▸ To be done: Your task is to transcribe all of the data below exactly, omitting the images.

▸ Data listing:
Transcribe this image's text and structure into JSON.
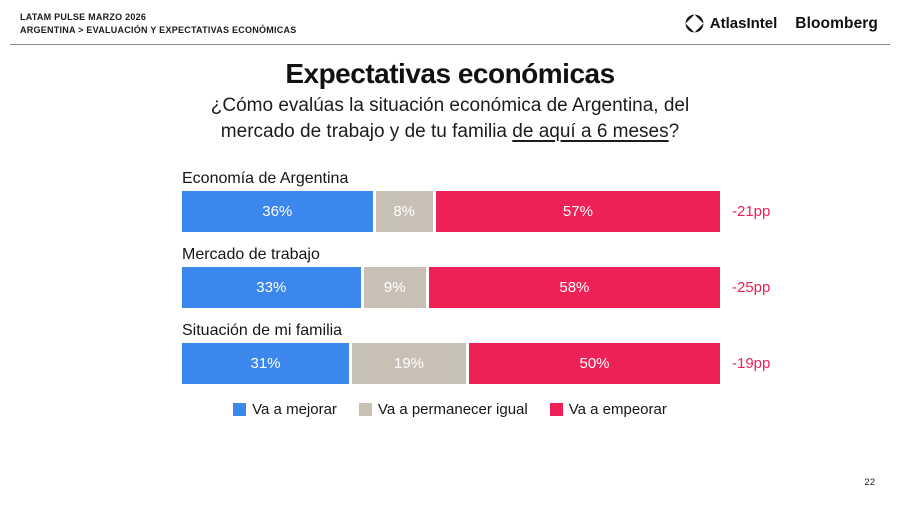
{
  "header": {
    "kicker_line1": "LATAM PULSE MARZO 2026",
    "kicker_line2": "ARGENTINA > EVALUACIÓN Y EXPECTATIVAS ECONÓMICAS",
    "logo_atlasintel": "AtlasIntel",
    "logo_bloomberg": "Bloomberg"
  },
  "title": "Expectativas económicas",
  "subtitle": {
    "line1": "¿Cómo evalúas la situación económica de Argentina, del",
    "line2_prefix": "mercado de trabajo y de tu familia ",
    "underlined": "de aquí a 6 meses",
    "suffix": "?"
  },
  "chart_data": {
    "type": "bar",
    "orientation": "horizontal",
    "stacked": true,
    "unit": "%",
    "categories": [
      "Economía de Argentina",
      "Mercado de trabajo",
      "Situación de mi familia"
    ],
    "series": [
      {
        "name": "Va a mejorar",
        "color": "#3b87eb",
        "values": [
          36,
          33,
          31
        ]
      },
      {
        "name": "Va a permanecer igual",
        "color": "#c9c0b5",
        "values": [
          8,
          9,
          19
        ]
      },
      {
        "name": "Va a empeorar",
        "color": "#ee2157",
        "values": [
          57,
          58,
          50
        ]
      }
    ],
    "deltas": [
      "-21pp",
      "-25pp",
      "-19pp"
    ],
    "delta_color": "#ee2157",
    "value_label_color": "#ffffff",
    "legend_position": "bottom"
  },
  "page_number": "22"
}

▸ Solution to the problem:
Transcribe this image's text and structure into JSON.
{
  "header": {
    "kicker_line1": "LATAM PULSE MARZO 2026",
    "kicker_line2": "ARGENTINA > EVALUACIÓN Y EXPECTATIVAS ECONÓMICAS",
    "logo_atlasintel": "AtlasIntel",
    "logo_bloomberg": "Bloomberg"
  },
  "title": "Expectativas económicas",
  "subtitle": {
    "line1": "¿Cómo evalúas la situación económica de Argentina, del",
    "line2_prefix": "mercado de trabajo y de tu familia ",
    "underlined": "de aquí a 6 meses",
    "suffix": "?"
  },
  "chart_data": {
    "type": "bar",
    "orientation": "horizontal",
    "stacked": true,
    "unit": "%",
    "categories": [
      "Economía de Argentina",
      "Mercado de trabajo",
      "Situación de mi familia"
    ],
    "series": [
      {
        "name": "Va a mejorar",
        "color": "#3b87eb",
        "values": [
          36,
          33,
          31
        ]
      },
      {
        "name": "Va a permanecer igual",
        "color": "#c9c0b5",
        "values": [
          8,
          9,
          19
        ]
      },
      {
        "name": "Va a empeorar",
        "color": "#ee2157",
        "values": [
          57,
          58,
          50
        ]
      }
    ],
    "deltas": [
      "-21pp",
      "-25pp",
      "-19pp"
    ],
    "delta_color": "#ee2157",
    "value_label_color": "#ffffff",
    "legend_position": "bottom"
  },
  "page_number": "22"
}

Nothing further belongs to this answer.